[start Stored rows]
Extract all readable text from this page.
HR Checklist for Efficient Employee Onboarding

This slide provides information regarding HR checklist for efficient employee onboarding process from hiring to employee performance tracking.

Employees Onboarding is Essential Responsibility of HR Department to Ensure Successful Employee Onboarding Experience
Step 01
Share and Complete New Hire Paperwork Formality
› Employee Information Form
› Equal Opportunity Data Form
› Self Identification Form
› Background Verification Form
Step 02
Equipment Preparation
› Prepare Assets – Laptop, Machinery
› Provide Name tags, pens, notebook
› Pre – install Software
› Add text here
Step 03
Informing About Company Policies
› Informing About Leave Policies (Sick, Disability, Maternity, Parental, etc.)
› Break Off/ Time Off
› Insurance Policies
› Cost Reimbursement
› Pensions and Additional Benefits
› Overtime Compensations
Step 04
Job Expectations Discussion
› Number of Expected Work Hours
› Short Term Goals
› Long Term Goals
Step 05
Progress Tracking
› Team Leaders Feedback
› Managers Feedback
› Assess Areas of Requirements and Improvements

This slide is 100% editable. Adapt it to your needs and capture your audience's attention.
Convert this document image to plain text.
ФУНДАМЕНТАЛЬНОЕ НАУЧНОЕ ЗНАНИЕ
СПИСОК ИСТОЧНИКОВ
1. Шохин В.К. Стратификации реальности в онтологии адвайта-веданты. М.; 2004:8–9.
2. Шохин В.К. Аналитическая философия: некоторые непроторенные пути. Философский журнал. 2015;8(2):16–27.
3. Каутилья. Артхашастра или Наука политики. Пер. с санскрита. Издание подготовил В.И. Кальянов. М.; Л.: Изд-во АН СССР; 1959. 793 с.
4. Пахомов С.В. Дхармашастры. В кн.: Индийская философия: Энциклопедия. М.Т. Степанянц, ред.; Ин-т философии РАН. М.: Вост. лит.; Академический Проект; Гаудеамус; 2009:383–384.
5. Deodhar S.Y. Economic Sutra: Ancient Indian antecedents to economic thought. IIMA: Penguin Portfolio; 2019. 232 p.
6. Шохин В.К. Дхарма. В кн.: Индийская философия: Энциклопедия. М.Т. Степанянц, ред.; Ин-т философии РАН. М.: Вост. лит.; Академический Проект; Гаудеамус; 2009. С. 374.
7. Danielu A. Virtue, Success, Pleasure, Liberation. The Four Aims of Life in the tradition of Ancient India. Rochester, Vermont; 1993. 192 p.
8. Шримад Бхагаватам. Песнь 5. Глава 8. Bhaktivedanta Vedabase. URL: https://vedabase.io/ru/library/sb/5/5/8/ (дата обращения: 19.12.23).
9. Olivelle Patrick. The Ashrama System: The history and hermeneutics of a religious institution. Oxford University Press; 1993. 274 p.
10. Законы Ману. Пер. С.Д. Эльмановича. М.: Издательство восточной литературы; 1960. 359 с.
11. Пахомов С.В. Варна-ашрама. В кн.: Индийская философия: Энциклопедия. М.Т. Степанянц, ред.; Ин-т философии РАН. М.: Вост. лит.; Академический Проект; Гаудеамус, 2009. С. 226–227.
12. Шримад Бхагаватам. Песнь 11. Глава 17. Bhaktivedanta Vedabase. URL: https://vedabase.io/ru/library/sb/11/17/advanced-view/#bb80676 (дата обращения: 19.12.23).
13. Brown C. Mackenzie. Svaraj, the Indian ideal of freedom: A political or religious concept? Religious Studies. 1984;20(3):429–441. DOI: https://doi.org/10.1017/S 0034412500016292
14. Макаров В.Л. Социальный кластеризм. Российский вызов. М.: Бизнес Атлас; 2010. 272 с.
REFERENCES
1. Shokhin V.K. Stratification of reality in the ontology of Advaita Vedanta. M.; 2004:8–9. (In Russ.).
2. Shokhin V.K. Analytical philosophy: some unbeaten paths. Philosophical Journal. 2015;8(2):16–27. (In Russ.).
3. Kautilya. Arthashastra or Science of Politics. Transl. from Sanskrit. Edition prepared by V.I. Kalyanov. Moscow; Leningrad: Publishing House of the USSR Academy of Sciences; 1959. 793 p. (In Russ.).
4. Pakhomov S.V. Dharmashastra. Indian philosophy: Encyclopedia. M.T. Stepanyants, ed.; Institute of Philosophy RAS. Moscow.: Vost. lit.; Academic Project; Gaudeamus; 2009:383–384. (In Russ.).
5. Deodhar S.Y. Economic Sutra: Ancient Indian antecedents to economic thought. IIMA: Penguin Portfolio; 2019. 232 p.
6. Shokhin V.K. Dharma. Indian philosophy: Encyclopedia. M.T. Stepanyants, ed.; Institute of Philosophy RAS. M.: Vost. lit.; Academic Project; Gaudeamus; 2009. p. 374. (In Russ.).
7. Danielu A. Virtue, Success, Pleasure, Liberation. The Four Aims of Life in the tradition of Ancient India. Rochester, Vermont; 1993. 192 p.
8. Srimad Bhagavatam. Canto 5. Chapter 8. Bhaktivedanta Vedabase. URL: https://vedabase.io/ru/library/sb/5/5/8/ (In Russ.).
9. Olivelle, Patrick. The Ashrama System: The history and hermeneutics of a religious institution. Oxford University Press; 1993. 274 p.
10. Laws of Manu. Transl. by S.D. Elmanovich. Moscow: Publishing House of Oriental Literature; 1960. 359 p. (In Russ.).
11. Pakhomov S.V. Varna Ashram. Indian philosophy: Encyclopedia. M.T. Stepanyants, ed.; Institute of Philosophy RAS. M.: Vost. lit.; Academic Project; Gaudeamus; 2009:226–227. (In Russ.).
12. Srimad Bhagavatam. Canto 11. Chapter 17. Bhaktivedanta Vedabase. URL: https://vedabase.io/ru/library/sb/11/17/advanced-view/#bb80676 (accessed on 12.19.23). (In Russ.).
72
[end Stored rows]
### The task
Collect each line holding the string "Академический".

### Final result
4. Пахомов С.В. Дхармашастры. В кн.: Индийская философия: Энциклопедия. М.Т. Степанянц, ред.; Ин-т философии РАН. М.: Вост. лит.; Академический Проект; Гаудеамус; 2009:383–384.
6. Шохин В.К. Дхарма. В кн.: Индийская философия: Энциклопедия. М.Т. Степанянц, ред.; Ин-т философии РАН. М.: Вост. лит.; Академический Проект; Гаудеамус; 2009. С. 374.
11. Пахомов С.В. Варна-ашрама. В кн.: Индийская философия: Энциклопедия. М.Т. Степанянц, ред.; Ин-т философии РАН. М.: Вост. лит.; Академический Проект; Гаудеамус, 2009. С. 226–227.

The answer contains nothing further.